(Extracted data entries)

□ □ □ □

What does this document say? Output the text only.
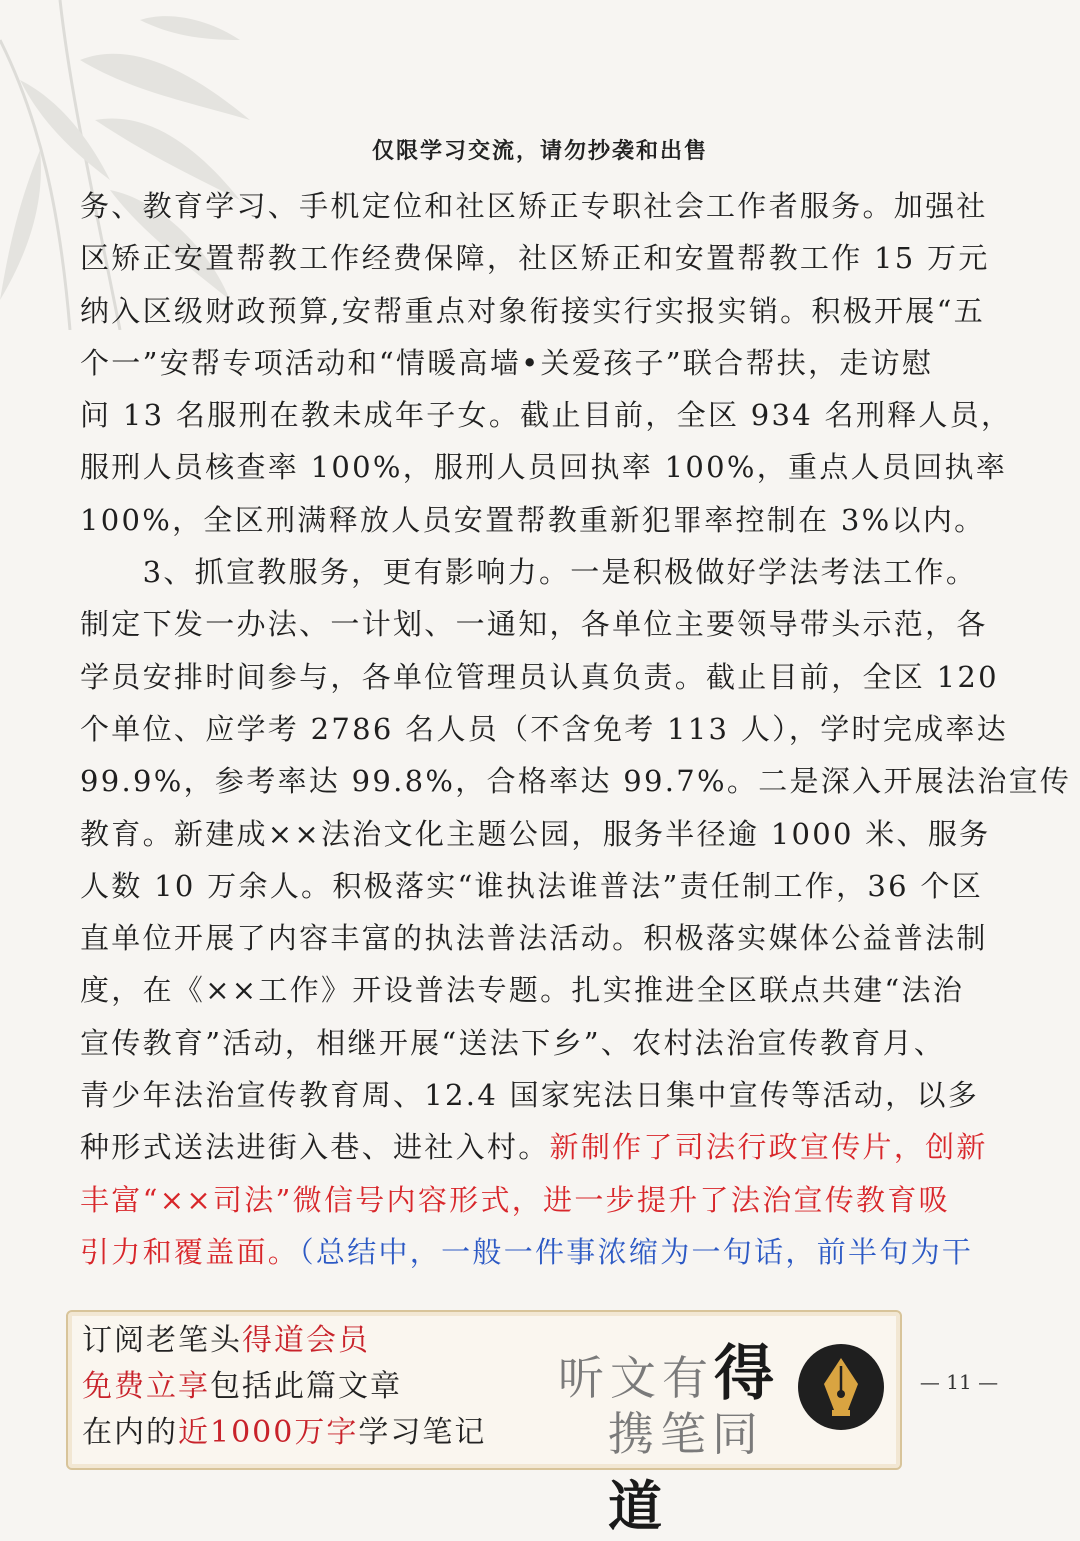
仅限学习交流，请勿抄袭和出售
务、教育学习、手机定位和社区矫正专职社会工作者服务。加强社
区矫正安置帮教工作经费保障，社区矫正和安置帮教工作 15 万元
纳入区级财政预算,安帮重点对象衔接实行实报实销。积极开展“五
个一”安帮专项活动和“情暖高墙•关爱孩子”联合帮扶，走访慰
问 13 名服刑在教未成年子女。截止目前，全区 934 名刑释人员，
服刑人员核查率 100%，服刑人员回执率 100%，重点人员回执率
100%，全区刑满释放人员安置帮教重新犯罪率控制在 3%以内。
　　3、抓宣教服务，更有影响力。一是积极做好学法考法工作。
制定下发一办法、一计划、一通知，各单位主要领导带头示范，各
学员安排时间参与，各单位管理员认真负责。截止目前，全区 120
个单位、应学考 2786 名人员（不含免考 113 人），学时完成率达
99.9%，参考率达 99.8%，合格率达 99.7%。二是深入开展法治宣传
教育。新建成××法治文化主题公园，服务半径逾 1000 米、服务
人数 10 万余人。积极落实“谁执法谁普法”责任制工作，36 个区
直单位开展了内容丰富的执法普法活动。积极落实媒体公益普法制
度，在《××工作》开设普法专题。扎实推进全区联点共建“法治
宣传教育”活动，相继开展“送法下乡”、农村法治宣传教育月、
青少年法治宣传教育周、12.4 国家宪法日集中宣传等活动，以多
种形式送法进街入巷、进社入村。新制作了司法行政宣传片，创新
丰富“××司法”微信号内容形式，进一步提升了法治宣传教育吸
引力和覆盖面。（总结中，一般一件事浓缩为一句话，前半句为干
订阅老笔头得道会员
免费立享包括此篇文章
在内的近1000万字学习笔记
听文有得
携笔同道
— 11 —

□ □ □ □

• [Exercise goal]:
Pick out every line of the listing containing the word "截止目前", and show those lines.

• [Full response]:
问 13 名服刑在教未成年子女。截止目前，全区 934 名刑释人员，
学员安排时间参与，各单位管理员认真负责。截止目前，全区 120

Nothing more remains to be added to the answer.